(Saved data entries)
==============================

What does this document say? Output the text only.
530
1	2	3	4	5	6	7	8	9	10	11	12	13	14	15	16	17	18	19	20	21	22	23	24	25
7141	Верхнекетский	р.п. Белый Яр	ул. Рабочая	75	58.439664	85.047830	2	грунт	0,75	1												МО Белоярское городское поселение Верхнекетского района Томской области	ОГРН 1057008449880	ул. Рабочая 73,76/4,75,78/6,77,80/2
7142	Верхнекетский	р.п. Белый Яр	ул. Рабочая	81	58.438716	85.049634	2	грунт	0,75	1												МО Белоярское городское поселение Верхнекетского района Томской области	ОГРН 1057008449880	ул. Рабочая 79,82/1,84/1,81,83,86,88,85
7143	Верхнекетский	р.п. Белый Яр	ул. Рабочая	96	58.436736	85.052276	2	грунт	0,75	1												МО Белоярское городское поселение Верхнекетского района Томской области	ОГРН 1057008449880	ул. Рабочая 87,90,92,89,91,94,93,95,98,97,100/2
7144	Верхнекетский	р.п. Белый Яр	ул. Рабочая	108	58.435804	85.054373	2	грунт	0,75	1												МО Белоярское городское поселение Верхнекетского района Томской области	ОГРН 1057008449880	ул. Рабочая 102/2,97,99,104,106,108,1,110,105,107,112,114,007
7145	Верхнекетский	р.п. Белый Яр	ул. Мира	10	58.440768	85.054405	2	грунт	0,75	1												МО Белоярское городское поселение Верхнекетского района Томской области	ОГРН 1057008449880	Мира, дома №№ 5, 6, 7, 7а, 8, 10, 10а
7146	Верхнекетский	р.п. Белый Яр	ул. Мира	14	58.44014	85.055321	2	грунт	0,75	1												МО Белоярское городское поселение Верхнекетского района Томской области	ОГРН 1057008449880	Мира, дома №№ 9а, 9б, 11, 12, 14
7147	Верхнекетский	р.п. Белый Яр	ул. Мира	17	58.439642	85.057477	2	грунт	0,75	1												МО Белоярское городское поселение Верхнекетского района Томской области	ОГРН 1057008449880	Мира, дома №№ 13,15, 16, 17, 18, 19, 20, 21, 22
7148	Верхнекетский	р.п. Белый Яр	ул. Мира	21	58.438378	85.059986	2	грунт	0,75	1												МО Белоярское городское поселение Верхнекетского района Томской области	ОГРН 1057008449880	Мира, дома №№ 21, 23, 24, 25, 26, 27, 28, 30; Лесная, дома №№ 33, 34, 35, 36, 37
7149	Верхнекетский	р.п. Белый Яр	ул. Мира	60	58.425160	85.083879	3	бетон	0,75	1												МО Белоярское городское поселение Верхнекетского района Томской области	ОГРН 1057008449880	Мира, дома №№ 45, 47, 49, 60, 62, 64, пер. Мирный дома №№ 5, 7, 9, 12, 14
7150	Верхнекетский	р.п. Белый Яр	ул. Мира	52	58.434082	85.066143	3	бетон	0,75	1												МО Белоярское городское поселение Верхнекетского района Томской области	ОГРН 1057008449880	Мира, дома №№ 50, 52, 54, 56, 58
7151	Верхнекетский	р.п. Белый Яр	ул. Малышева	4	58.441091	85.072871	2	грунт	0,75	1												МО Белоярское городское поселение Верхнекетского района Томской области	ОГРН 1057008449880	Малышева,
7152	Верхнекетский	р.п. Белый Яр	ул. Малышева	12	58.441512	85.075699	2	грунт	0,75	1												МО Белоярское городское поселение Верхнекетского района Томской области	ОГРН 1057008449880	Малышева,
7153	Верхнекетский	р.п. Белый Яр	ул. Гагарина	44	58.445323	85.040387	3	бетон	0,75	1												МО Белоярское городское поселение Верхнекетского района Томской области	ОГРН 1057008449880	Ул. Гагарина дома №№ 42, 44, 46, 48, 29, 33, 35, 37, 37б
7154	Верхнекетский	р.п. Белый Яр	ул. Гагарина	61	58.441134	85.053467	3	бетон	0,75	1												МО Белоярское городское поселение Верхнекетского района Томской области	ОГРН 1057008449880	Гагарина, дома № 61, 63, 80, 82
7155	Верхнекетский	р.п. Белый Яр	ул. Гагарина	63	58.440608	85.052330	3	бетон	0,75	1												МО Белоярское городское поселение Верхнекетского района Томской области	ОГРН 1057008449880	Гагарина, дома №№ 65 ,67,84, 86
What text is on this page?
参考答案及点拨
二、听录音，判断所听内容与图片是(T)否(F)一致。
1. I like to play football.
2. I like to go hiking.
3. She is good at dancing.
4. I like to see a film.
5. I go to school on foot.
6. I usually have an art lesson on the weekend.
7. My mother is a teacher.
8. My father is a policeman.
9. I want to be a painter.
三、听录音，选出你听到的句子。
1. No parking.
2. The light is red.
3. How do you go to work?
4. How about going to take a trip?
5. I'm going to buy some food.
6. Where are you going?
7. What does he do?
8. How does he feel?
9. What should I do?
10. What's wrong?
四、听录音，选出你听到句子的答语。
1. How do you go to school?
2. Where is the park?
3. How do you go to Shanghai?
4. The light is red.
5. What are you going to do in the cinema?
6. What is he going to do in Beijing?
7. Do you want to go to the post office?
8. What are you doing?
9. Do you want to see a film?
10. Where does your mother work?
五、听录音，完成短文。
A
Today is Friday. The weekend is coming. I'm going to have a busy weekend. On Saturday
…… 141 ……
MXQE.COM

==============================

> **PROBLEM TO SOLVE**
Which lines of the material contain the string "Малышева"? List each of them.

> **RESPONSE**
7151	Верхнекетский	р.п. Белый Яр	ул. Малышева	4	58.441091	85.072871	2	грунт	0,75	1												МО Белоярское городское поселение Верхнекетского района Томской области	ОГРН 1057008449880	Малышева,
7152	Верхнекетский	р.п. Белый Яр	ул. Малышева	12	58.441512	85.075699	2	грунт	0,75	1												МО Белоярское городское поселение Верхнекетского района Томской области	ОГРН 1057008449880	Малышева,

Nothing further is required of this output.